'''

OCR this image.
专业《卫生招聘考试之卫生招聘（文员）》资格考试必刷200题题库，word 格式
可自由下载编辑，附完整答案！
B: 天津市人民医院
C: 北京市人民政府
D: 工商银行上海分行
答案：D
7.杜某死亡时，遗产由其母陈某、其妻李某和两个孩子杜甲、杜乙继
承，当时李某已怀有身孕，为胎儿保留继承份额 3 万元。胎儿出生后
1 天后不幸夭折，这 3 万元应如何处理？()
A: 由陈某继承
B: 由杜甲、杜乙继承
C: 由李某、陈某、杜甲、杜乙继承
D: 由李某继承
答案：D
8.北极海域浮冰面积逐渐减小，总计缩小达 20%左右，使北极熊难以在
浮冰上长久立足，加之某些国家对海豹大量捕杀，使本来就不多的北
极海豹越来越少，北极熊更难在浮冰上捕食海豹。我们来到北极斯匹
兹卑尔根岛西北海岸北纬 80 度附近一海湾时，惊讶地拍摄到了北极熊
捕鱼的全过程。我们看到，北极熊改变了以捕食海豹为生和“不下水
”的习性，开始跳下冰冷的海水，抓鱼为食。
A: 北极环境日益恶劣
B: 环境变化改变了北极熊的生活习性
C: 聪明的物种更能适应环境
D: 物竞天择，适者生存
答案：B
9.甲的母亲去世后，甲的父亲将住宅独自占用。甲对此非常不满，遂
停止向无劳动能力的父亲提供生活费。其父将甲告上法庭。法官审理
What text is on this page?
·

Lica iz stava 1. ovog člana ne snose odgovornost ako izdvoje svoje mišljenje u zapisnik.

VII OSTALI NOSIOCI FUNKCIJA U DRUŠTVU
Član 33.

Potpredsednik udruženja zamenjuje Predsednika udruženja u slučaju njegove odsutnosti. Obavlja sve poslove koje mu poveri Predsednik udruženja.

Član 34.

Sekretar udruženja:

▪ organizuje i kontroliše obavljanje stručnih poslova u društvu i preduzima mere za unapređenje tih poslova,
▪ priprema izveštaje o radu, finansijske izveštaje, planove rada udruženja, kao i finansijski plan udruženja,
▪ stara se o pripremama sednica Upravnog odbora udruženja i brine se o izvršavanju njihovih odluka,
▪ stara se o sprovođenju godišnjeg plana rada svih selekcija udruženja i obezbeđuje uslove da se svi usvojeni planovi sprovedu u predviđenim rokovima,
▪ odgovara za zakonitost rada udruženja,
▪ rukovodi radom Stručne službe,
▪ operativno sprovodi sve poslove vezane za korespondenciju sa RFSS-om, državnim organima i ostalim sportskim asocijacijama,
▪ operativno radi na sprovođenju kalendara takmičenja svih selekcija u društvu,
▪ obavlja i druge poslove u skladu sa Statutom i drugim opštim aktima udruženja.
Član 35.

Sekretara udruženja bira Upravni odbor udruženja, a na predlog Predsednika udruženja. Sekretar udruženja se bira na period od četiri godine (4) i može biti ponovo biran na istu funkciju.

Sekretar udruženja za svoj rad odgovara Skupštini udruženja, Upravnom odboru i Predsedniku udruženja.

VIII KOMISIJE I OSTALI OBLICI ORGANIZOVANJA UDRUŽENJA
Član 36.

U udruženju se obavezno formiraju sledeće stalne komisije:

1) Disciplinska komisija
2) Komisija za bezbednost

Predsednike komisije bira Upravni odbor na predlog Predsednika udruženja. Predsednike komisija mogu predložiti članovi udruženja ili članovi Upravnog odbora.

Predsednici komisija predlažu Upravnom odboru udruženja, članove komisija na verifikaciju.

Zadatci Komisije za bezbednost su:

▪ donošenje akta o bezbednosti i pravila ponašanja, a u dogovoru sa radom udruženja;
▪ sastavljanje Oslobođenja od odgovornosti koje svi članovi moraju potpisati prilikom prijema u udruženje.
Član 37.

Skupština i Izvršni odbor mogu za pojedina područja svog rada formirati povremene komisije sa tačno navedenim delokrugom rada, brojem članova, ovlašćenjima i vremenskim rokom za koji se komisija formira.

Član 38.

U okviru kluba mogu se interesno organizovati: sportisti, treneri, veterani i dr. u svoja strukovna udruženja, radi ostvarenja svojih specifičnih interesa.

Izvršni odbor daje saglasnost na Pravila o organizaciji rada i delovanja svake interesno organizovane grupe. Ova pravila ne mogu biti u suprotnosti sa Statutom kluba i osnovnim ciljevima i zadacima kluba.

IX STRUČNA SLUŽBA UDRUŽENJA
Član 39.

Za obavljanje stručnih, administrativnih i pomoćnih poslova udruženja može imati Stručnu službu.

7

'''

Work to be completed - Check each line in the listing above for the string "koje", then report how many lines contain it, with no other text.

Completed exercise - 2